PROBLEM DETAILS
Repeat verbatim the lines from the one containing "Extract the structured" to the one containing "Convert this screenshot", ends included, minus any pictures.

DATA PROVIDED

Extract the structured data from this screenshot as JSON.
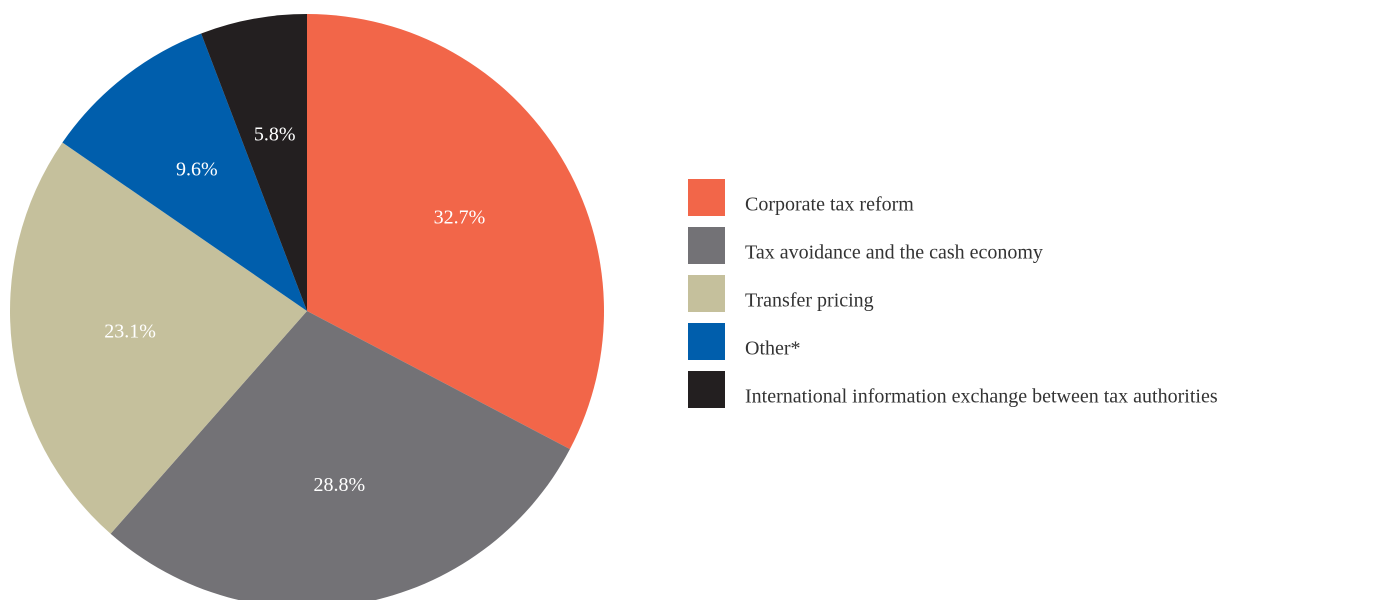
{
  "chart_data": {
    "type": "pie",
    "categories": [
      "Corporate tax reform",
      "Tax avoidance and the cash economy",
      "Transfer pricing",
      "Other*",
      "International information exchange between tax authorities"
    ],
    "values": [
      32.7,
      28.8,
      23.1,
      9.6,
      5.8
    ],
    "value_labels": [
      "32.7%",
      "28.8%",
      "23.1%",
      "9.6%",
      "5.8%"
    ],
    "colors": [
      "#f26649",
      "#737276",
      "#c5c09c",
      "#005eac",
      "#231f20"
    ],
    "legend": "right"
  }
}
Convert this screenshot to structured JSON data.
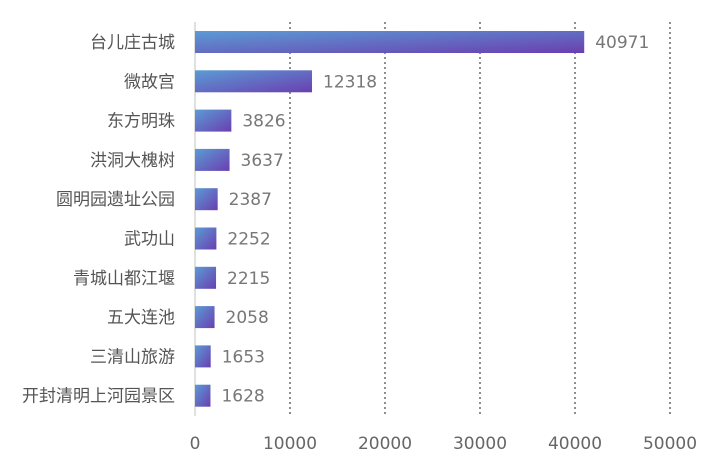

--

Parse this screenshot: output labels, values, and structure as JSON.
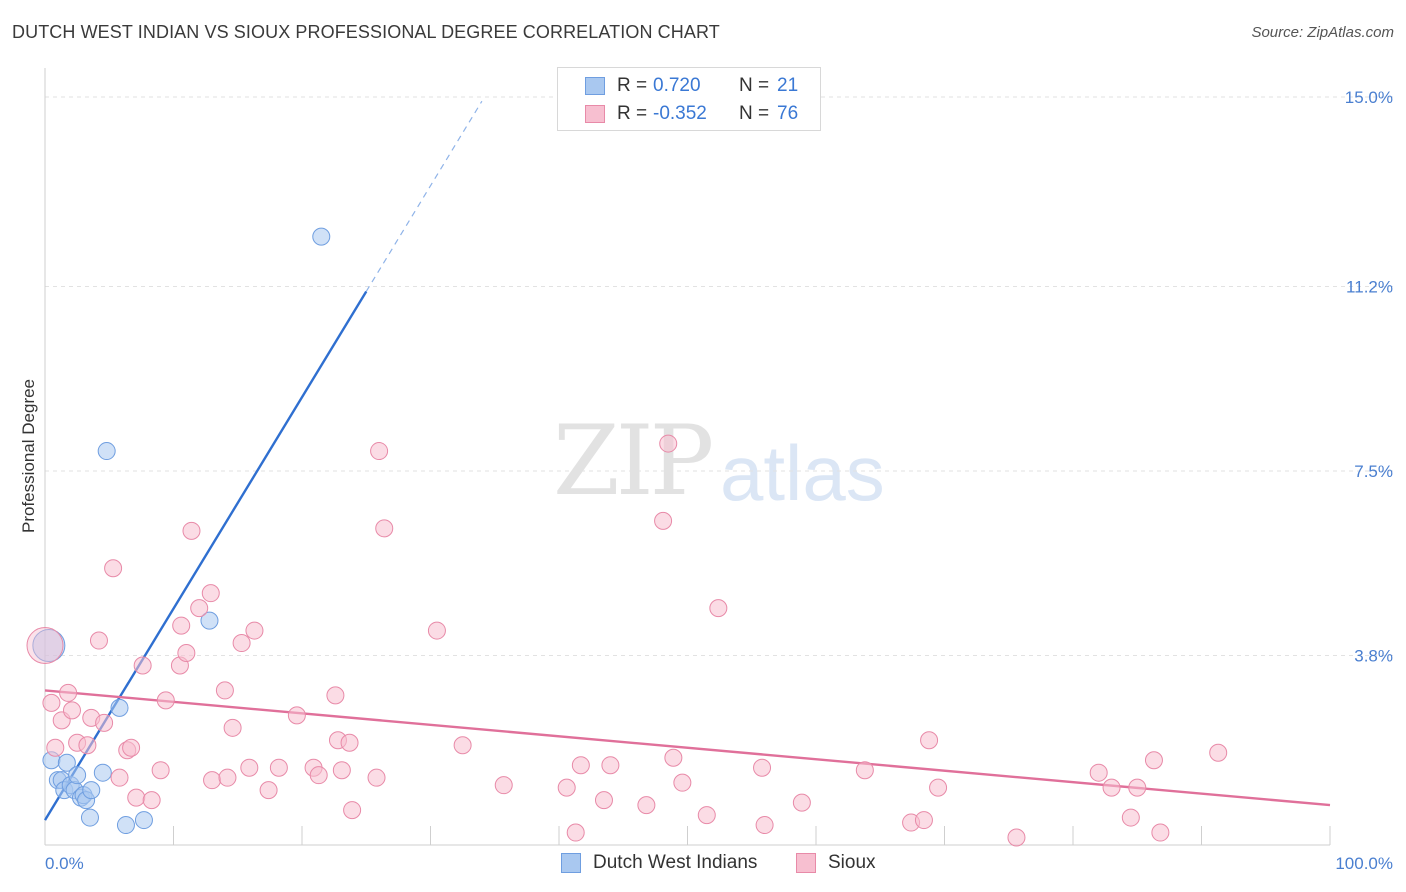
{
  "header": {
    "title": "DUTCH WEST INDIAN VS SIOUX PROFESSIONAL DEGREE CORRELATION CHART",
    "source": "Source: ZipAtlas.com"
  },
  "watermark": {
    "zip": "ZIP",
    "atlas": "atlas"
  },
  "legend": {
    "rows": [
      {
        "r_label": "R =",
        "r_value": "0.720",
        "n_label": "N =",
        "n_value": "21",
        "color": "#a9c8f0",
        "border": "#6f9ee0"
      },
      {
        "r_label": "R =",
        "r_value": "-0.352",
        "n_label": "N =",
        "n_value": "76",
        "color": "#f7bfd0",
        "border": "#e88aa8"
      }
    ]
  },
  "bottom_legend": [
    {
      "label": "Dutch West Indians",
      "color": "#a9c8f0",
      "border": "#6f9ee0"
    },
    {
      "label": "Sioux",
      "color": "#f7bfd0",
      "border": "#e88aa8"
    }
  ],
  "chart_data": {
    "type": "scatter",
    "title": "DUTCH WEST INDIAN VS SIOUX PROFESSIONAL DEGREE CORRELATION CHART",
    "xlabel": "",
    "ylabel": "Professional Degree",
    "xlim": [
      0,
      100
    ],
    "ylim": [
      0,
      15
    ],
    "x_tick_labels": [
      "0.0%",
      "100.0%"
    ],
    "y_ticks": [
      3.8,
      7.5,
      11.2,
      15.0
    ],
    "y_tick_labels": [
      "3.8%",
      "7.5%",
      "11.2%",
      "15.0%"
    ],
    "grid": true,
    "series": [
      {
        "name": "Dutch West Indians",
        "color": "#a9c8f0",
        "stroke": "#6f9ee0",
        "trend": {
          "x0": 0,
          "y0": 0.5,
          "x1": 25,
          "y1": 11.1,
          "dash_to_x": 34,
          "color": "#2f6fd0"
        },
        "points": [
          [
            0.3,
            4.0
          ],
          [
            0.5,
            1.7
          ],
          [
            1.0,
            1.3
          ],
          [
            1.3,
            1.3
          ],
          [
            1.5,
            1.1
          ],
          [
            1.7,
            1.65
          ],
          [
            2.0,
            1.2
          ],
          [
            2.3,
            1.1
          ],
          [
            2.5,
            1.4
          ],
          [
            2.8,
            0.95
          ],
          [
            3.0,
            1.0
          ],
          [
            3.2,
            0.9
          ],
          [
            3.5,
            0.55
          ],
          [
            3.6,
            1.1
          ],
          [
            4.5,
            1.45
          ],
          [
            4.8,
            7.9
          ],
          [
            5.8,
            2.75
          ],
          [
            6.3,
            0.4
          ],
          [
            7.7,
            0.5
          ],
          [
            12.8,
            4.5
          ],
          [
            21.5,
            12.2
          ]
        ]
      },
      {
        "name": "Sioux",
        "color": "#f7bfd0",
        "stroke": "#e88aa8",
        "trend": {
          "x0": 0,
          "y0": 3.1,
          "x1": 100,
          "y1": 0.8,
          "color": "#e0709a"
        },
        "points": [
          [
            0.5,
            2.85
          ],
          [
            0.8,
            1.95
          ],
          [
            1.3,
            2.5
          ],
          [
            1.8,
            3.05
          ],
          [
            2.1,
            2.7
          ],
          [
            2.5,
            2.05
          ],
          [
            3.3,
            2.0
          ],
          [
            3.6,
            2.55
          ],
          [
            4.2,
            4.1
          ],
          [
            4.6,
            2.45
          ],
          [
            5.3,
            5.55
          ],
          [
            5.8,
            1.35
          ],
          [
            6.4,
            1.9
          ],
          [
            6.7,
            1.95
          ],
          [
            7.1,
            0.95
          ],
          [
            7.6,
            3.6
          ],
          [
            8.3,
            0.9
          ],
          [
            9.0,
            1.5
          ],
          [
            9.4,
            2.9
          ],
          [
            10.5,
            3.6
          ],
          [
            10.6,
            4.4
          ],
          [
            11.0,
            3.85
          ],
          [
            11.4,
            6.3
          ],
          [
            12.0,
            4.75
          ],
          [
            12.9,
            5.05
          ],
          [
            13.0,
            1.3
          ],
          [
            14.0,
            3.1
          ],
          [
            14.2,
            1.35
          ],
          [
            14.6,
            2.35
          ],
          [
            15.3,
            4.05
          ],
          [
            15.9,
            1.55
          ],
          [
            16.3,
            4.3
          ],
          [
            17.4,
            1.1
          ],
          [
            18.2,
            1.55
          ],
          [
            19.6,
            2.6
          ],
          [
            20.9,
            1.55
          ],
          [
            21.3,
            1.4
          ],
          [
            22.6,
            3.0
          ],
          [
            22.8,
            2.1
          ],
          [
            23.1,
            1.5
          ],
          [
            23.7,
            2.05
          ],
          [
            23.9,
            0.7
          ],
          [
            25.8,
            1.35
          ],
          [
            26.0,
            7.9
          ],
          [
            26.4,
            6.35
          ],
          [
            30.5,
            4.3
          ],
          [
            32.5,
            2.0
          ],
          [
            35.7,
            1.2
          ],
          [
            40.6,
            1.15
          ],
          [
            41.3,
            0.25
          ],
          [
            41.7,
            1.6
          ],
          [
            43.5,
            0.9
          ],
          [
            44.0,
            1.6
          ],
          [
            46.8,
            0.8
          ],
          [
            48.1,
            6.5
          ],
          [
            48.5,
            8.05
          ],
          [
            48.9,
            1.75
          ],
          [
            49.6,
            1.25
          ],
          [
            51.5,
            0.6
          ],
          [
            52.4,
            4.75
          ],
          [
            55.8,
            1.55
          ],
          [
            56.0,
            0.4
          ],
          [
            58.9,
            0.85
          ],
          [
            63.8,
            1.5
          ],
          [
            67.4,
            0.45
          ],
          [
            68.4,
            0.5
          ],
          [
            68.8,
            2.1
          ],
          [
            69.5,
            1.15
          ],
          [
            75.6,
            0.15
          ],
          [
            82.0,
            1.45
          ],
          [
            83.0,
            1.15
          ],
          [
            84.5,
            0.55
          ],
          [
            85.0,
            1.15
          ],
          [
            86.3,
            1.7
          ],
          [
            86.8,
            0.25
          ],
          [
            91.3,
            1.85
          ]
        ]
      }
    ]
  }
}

==

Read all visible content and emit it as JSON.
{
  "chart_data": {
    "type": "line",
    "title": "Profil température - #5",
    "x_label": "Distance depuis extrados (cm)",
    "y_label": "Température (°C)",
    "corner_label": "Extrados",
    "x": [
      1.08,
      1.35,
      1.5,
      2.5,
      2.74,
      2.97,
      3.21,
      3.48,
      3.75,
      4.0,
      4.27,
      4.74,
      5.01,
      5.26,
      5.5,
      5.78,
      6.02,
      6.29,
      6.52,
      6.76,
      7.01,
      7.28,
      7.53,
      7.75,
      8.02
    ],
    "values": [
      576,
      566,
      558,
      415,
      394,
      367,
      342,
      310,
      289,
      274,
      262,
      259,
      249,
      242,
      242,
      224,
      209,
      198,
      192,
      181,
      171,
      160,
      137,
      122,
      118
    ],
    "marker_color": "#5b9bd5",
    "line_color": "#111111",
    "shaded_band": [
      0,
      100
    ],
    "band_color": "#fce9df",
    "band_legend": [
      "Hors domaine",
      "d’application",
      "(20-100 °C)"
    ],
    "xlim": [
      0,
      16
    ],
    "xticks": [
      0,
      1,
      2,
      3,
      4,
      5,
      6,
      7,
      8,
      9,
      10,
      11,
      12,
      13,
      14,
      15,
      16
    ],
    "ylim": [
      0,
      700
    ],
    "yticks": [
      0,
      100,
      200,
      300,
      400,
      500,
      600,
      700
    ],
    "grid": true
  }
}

COMPLETE RESPONSE
Extract the structured data from this screenshot as JSON.
{
  "chart_data": {
    "type": "pie",
    "categories": [
      "Corporate tax reform",
      "Tax avoidance and the cash economy",
      "Transfer pricing",
      "Other*",
      "International information exchange between tax authorities"
    ],
    "values": [
      32.7,
      28.8,
      23.1,
      9.6,
      5.8
    ],
    "value_labels": [
      "32.7%",
      "28.8%",
      "23.1%",
      "9.6%",
      "5.8%"
    ],
    "colors": [
      "#f26649",
      "#737276",
      "#c5c09c",
      "#005eac",
      "#231f20"
    ],
    "legend": "right"
  }
}
Convert this screenshot to structured JSON data.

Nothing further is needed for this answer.